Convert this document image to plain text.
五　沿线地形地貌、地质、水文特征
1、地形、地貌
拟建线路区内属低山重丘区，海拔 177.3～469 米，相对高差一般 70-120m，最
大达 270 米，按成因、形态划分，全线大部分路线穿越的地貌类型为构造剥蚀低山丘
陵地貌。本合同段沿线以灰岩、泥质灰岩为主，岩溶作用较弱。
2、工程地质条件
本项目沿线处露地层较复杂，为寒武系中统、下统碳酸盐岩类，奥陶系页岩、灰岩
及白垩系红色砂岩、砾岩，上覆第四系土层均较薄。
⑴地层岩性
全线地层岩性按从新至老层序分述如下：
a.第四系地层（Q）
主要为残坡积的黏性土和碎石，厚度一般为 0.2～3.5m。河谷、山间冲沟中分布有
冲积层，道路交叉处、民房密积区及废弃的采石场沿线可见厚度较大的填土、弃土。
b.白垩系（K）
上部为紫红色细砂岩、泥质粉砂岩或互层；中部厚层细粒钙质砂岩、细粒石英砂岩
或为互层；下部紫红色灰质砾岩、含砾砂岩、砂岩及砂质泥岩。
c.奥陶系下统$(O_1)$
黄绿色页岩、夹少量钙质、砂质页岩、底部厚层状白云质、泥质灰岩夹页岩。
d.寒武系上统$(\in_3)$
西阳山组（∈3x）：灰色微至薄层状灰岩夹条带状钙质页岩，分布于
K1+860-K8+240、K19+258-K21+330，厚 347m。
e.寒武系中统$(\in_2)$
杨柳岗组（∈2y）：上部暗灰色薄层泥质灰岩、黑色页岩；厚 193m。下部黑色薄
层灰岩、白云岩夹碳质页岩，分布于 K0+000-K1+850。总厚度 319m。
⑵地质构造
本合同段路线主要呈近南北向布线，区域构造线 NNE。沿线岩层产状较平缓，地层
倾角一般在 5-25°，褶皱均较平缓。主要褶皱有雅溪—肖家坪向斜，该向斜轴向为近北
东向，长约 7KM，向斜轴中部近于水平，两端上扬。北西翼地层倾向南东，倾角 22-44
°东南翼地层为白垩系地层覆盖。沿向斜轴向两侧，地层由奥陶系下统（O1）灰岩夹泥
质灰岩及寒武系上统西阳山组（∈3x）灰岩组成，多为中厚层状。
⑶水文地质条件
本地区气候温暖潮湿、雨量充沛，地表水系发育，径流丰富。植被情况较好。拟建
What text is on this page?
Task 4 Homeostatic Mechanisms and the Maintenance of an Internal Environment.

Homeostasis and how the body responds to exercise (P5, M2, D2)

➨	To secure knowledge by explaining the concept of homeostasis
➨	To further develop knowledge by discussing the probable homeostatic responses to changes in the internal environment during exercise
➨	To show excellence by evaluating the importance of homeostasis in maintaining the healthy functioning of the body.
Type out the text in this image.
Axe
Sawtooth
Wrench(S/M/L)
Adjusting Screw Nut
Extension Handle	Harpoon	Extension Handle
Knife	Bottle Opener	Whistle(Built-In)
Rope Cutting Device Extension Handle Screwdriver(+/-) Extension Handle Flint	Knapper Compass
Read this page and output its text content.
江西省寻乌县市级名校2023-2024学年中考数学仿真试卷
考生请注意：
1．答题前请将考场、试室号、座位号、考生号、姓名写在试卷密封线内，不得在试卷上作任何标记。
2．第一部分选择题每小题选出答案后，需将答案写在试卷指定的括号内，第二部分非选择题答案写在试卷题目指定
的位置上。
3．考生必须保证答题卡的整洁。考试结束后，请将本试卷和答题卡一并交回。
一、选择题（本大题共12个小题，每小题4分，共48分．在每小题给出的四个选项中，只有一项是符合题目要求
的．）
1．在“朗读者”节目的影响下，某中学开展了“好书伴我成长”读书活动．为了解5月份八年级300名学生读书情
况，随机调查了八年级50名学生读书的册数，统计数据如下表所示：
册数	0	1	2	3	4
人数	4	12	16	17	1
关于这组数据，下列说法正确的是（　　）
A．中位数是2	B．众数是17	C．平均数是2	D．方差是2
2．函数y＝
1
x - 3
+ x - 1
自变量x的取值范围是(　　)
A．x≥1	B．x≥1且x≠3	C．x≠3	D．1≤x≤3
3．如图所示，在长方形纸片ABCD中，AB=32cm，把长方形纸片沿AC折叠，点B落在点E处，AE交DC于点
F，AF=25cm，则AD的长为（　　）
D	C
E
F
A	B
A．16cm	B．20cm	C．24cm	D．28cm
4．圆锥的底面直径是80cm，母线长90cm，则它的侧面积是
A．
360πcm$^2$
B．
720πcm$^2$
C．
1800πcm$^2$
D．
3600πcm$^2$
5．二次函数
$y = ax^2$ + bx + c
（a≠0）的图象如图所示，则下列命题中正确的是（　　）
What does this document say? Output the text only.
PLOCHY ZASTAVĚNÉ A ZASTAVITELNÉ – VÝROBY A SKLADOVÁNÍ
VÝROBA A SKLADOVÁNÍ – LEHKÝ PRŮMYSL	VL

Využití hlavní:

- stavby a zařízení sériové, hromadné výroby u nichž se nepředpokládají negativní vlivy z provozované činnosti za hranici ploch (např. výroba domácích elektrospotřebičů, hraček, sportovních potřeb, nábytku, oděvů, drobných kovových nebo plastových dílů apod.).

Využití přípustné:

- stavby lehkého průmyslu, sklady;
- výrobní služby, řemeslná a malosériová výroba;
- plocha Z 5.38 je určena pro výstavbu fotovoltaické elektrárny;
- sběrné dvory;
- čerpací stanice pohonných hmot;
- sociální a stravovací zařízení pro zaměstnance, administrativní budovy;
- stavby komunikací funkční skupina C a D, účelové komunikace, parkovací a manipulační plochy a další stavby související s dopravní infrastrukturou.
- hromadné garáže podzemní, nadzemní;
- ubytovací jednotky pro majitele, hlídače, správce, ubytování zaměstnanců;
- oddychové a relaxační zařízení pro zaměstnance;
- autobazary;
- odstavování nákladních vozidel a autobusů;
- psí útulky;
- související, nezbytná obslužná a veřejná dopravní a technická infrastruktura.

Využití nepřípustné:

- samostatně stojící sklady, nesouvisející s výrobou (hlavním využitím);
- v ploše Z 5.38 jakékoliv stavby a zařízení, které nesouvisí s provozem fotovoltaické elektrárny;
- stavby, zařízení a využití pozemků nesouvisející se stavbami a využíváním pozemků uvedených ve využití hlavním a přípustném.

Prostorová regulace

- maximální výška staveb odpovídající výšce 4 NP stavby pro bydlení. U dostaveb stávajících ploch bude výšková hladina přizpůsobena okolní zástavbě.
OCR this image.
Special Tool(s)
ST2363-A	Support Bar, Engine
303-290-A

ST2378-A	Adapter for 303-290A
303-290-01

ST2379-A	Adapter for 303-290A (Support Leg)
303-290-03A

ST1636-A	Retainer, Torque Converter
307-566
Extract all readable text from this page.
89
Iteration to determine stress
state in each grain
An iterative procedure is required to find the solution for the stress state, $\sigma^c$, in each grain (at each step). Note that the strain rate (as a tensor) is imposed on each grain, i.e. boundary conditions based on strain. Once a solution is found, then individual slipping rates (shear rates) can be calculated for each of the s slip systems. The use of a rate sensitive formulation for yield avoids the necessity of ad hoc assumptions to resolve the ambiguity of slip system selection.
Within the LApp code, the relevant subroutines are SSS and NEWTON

WHAT THE TASK ASKS :: Return the lines above exactly, keeping every word.

RESPONSE TO THE TASK ::
Convert this document image to plain text.
五　沿线地形地貌、地质、水文特征
1、地形、地貌
拟建线路区内属低山重丘区，海拔 177.3～469 米，相对高差一般 70-120m，最
大达 270 米，按成因、形态划分，全线大部分路线穿越的地貌类型为构造剥蚀低山丘
陵地貌。本合同段沿线以灰岩、泥质灰岩为主，岩溶作用较弱。
2、工程地质条件
本项目沿线处露地层较复杂，为寒武系中统、下统碳酸盐岩类，奥陶系页岩、灰岩
及白垩系红色砂岩、砾岩，上覆第四系土层均较薄。
⑴地层岩性
全线地层岩性按从新至老层序分述如下：
a.第四系地层（Q）
主要为残坡积的黏性土和碎石，厚度一般为 0.2～3.5m。河谷、山间冲沟中分布有
冲积层，道路交叉处、民房密积区及废弃的采石场沿线可见厚度较大的填土、弃土。
b.白垩系（K）
上部为紫红色细砂岩、泥质粉砂岩或互层；中部厚层细粒钙质砂岩、细粒石英砂岩
或为互层；下部紫红色灰质砾岩、含砾砂岩、砂岩及砂质泥岩。
c.奥陶系下统$(O_1)$
黄绿色页岩、夹少量钙质、砂质页岩、底部厚层状白云质、泥质灰岩夹页岩。
d.寒武系上统$(\in_3)$
西阳山组（∈3x）：灰色微至薄层状灰岩夹条带状钙质页岩，分布于
K1+860-K8+240、K19+258-K21+330，厚 347m。
e.寒武系中统$(\in_2)$
杨柳岗组（∈2y）：上部暗灰色薄层泥质灰岩、黑色页岩；厚 193m。下部黑色薄
层灰岩、白云岩夹碳质页岩，分布于 K0+000-K1+850。总厚度 319m。
⑵地质构造
本合同段路线主要呈近南北向布线，区域构造线 NNE。沿线岩层产状较平缓，地层
倾角一般在 5-25°，褶皱均较平缓。主要褶皱有雅溪—肖家坪向斜，该向斜轴向为近北
东向，长约 7KM，向斜轴中部近于水平，两端上扬。北西翼地层倾向南东，倾角 22-44
°东南翼地层为白垩系地层覆盖。沿向斜轴向两侧，地层由奥陶系下统（O1）灰岩夹泥
质灰岩及寒武系上统西阳山组（∈3x）灰岩组成，多为中厚层状。
⑶水文地质条件
本地区气候温暖潮湿、雨量充沛，地表水系发育，径流丰富。植被情况较好。拟建
What text is on this page?
Task 4 Homeostatic Mechanisms and the Maintenance of an Internal Environment.

Homeostasis and how the body responds to exercise (P5, M2, D2)

➨	To secure knowledge by explaining the concept of homeostasis
➨	To further develop knowledge by discussing the probable homeostatic responses to changes in the internal environment during exercise
➨	To show excellence by evaluating the importance of homeostasis in maintaining the healthy functioning of the body.
Type out the text in this image.
Axe
Sawtooth
Wrench(S/M/L)
Adjusting Screw Nut
Extension Handle	Harpoon	Extension Handle
Knife	Bottle Opener	Whistle(Built-In)
Rope Cutting Device Extension Handle Screwdriver(+/-) Extension Handle Flint	Knapper Compass
Read this page and output its text content.
江西省寻乌县市级名校2023-2024学年中考数学仿真试卷
考生请注意：
1．答题前请将考场、试室号、座位号、考生号、姓名写在试卷密封线内，不得在试卷上作任何标记。
2．第一部分选择题每小题选出答案后，需将答案写在试卷指定的括号内，第二部分非选择题答案写在试卷题目指定
的位置上。
3．考生必须保证答题卡的整洁。考试结束后，请将本试卷和答题卡一并交回。
一、选择题（本大题共12个小题，每小题4分，共48分．在每小题给出的四个选项中，只有一项是符合题目要求
的．）
1．在“朗读者”节目的影响下，某中学开展了“好书伴我成长”读书活动．为了解5月份八年级300名学生读书情
况，随机调查了八年级50名学生读书的册数，统计数据如下表所示：
册数	0	1	2	3	4
人数	4	12	16	17	1
关于这组数据，下列说法正确的是（　　）
A．中位数是2	B．众数是17	C．平均数是2	D．方差是2
2．函数y＝
1
x - 3
+ x - 1
自变量x的取值范围是(　　)
A．x≥1	B．x≥1且x≠3	C．x≠3	D．1≤x≤3
3．如图所示，在长方形纸片ABCD中，AB=32cm，把长方形纸片沿AC折叠，点B落在点E处，AE交DC于点
F，AF=25cm，则AD的长为（　　）
D	C
E
F
A	B
A．16cm	B．20cm	C．24cm	D．28cm
4．圆锥的底面直径是80cm，母线长90cm，则它的侧面积是
A．
360πcm$^2$
B．
720πcm$^2$
C．
1800πcm$^2$
D．
3600πcm$^2$
5．二次函数
$y = ax^2$ + bx + c
（a≠0）的图象如图所示，则下列命题中正确的是（　　）
What does this document say? Output the text only.
PLOCHY ZASTAVĚNÉ A ZASTAVITELNÉ – VÝROBY A SKLADOVÁNÍ
VÝROBA A SKLADOVÁNÍ – LEHKÝ PRŮMYSL	VL

Využití hlavní:

- stavby a zařízení sériové, hromadné výroby u nichž se nepředpokládají negativní vlivy z provozované činnosti za hranici ploch (např. výroba domácích elektrospotřebičů, hraček, sportovních potřeb, nábytku, oděvů, drobných kovových nebo plastových dílů apod.).

Využití přípustné:

- stavby lehkého průmyslu, sklady;
- výrobní služby, řemeslná a malosériová výroba;
- plocha Z 5.38 je určena pro výstavbu fotovoltaické elektrárny;
- sběrné dvory;
- čerpací stanice pohonných hmot;
- sociální a stravovací zařízení pro zaměstnance, administrativní budovy;
- stavby komunikací funkční skupina C a D, účelové komunikace, parkovací a manipulační plochy a další stavby související s dopravní infrastrukturou.
- hromadné garáže podzemní, nadzemní;
- ubytovací jednotky pro majitele, hlídače, správce, ubytování zaměstnanců;
- oddychové a relaxační zařízení pro zaměstnance;
- autobazary;
- odstavování nákladních vozidel a autobusů;
- psí útulky;
- související, nezbytná obslužná a veřejná dopravní a technická infrastruktura.

Využití nepřípustné:

- samostatně stojící sklady, nesouvisející s výrobou (hlavním využitím);
- v ploše Z 5.38 jakékoliv stavby a zařízení, které nesouvisí s provozem fotovoltaické elektrárny;
- stavby, zařízení a využití pozemků nesouvisející se stavbami a využíváním pozemků uvedených ve využití hlavním a přípustném.

Prostorová regulace

- maximální výška staveb odpovídající výšce 4 NP stavby pro bydlení. U dostaveb stávajících ploch bude výšková hladina přizpůsobena okolní zástavbě.
OCR this image.
Special Tool(s)
ST2363-A	Support Bar, Engine
303-290-A

ST2378-A	Adapter for 303-290A
303-290-01

ST2379-A	Adapter for 303-290A (Support Leg)
303-290-03A

ST1636-A	Retainer, Torque Converter
307-566
Extract all readable text from this page.
89
Iteration to determine stress
state in each grain
An iterative procedure is required to find the solution for the stress state, $\sigma^c$, in each grain (at each step). Note that the strain rate (as a tensor) is imposed on each grain, i.e. boundary conditions based on strain. Once a solution is found, then individual slipping rates (shear rates) can be calculated for each of the s slip systems. The use of a rate sensitive formulation for yield avoids the necessity of ad hoc assumptions to resolve the ambiguity of slip system selection.
Within the LApp code, the relevant subroutines are SSS and NEWTON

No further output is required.